- [Instructions to follow]
In the material below, how many lines contain "Calcium"? Answer with the number alone.

++++

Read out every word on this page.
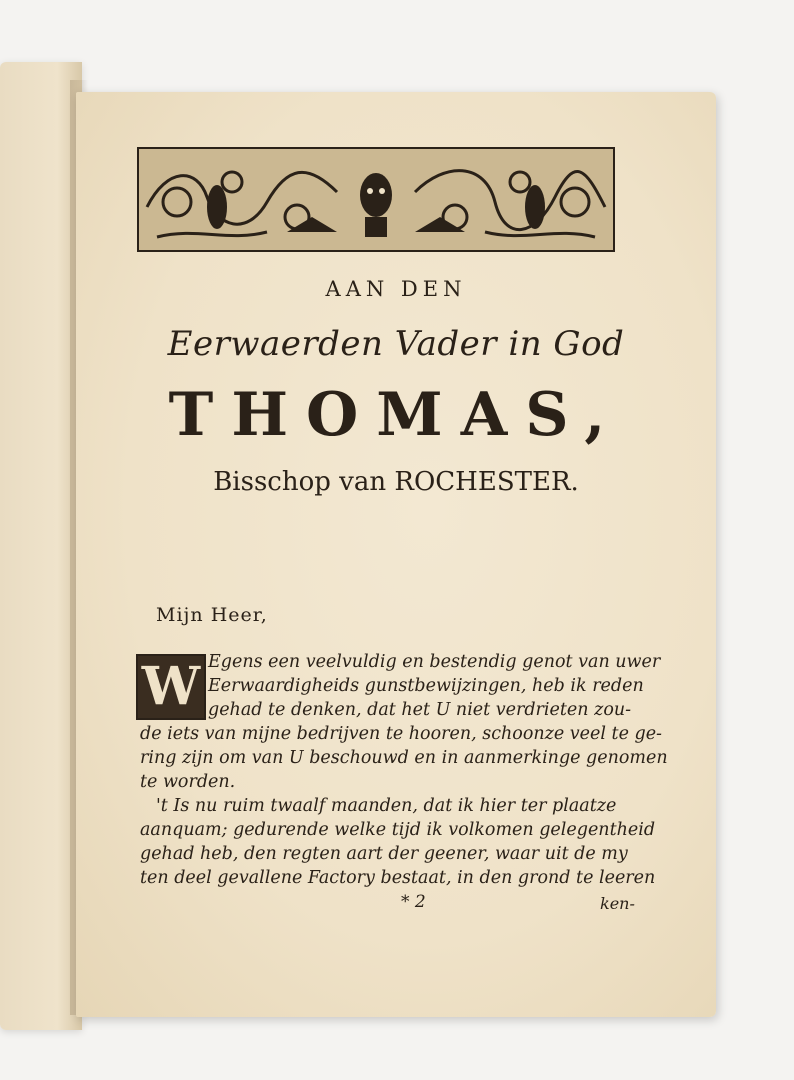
AAN DEN
Eerwaerden Vader in God
THOMAS,
Bisschop van ROCHESTER.
Mijn Heer,
W Egens een veelvuldig en bestendig genot van uwer
Eerwaardigheids gunstbewijzingen, heb ik reden
gehad te denken, dat het U niet verdrieten zou-
de iets van mijne bedrijven te hooren, schoonze veel te ge-
ring zijn om van U beschouwd en in aanmerkinge genomen
te worden.
't Is nu ruim twaalf maanden, dat ik hier ter plaatze
aanquam; gedurende welke tijd ik volkomen gelegentheid
gehad heb, den regten aart der geener, waar uit de my
ten deel gevallene Factory bestaat, in den grond te leeren
* 2	ken-
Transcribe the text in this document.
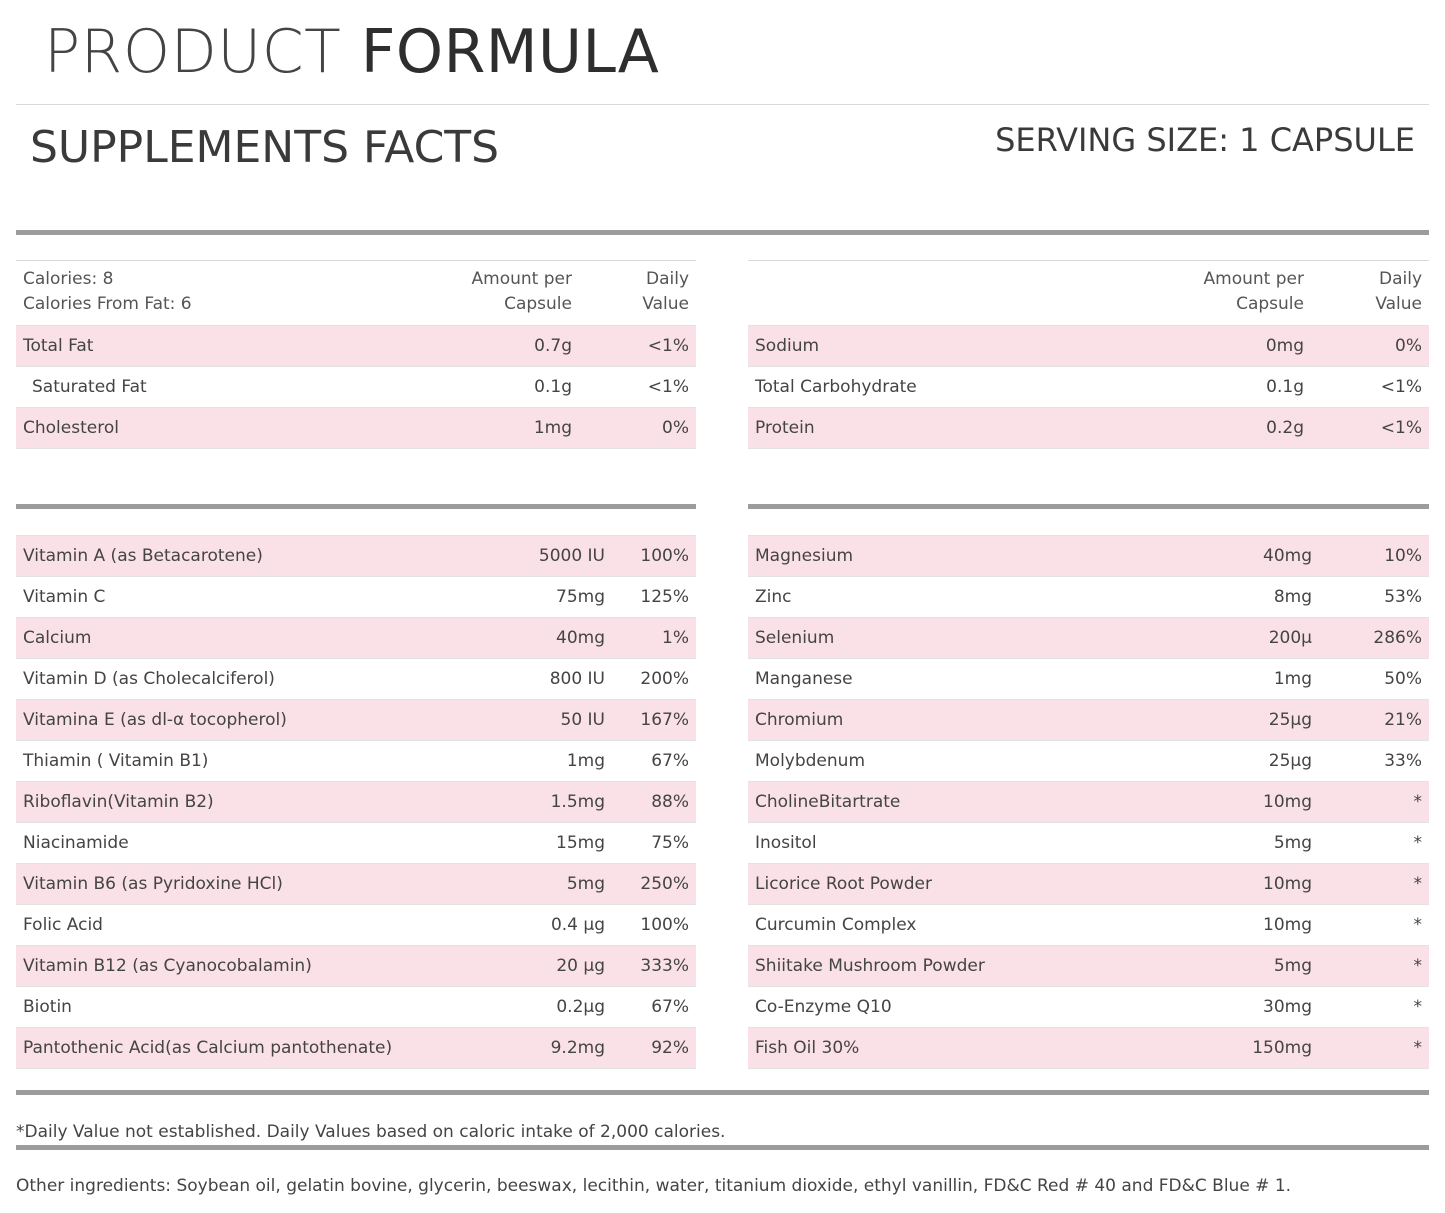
PRODUCT FORMULA
SUPPLEMENTS FACTS	SERVING SIZE: 1 CAPSULE
Calories: 8
Calories From Fat: 6
Amount per
Capsule
Daily
Value
Total Fat	0.7g	<1%
Saturated Fat	0.1g	<1%
Cholesterol	1mg	0%
Amount per
Capsule
Daily
Value
Sodium	0mg	0%
Total Carbohydrate	0.1g	<1%
Protein	0.2g	<1%
Vitamin A (as Betacarotene)	5000 IU 100%
Vitamin C	75mg 125%
Calcium	40mg	1%
Vitamin D (as Cholecalciferol)	800 IU 200%
Vitamina E (as dl-α tocopherol)	50 IU 167%
Thiamin ( Vitamin B1)	1mg	67%
Riboflavin(Vitamin B2)	1.5mg	88%
Niacinamide	15mg	75%
Vitamin B6 (as Pyridoxine HCl)	5mg 250%
Folic Acid	0.4 µg 100%
Vitamin B12 (as Cyanocobalamin)	20 µg 333%
Biotin	0.2µg	67%
Pantothenic Acid(as Calcium pantothenate)	9.2mg	92%
Magnesium	40mg	10%
Zinc	8mg	53%
Selenium	200µ	286%
Manganese	1mg	50%
Chromium	25µg	21%
Molybdenum	25µg	33%
CholineBitartrate	10mg	*
Inositol	5mg	*
Licorice Root Powder	10mg	*
Curcumin Complex	10mg	*
Shiitake Mushroom Powder	5mg	*
Co-Enzyme Q10	30mg	*
Fish Oil 30%	150mg	*
*Daily Value not established. Daily Values based on caloric intake of 2,000 calories.
Other ingredients: Soybean oil, gelatin bovine, glycerin, beeswax, lecithin, water, titanium dioxide, ethyl vanillin, FD&C Red # 40 and FD&C Blue # 1.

++++

- [Solution to the problem]
2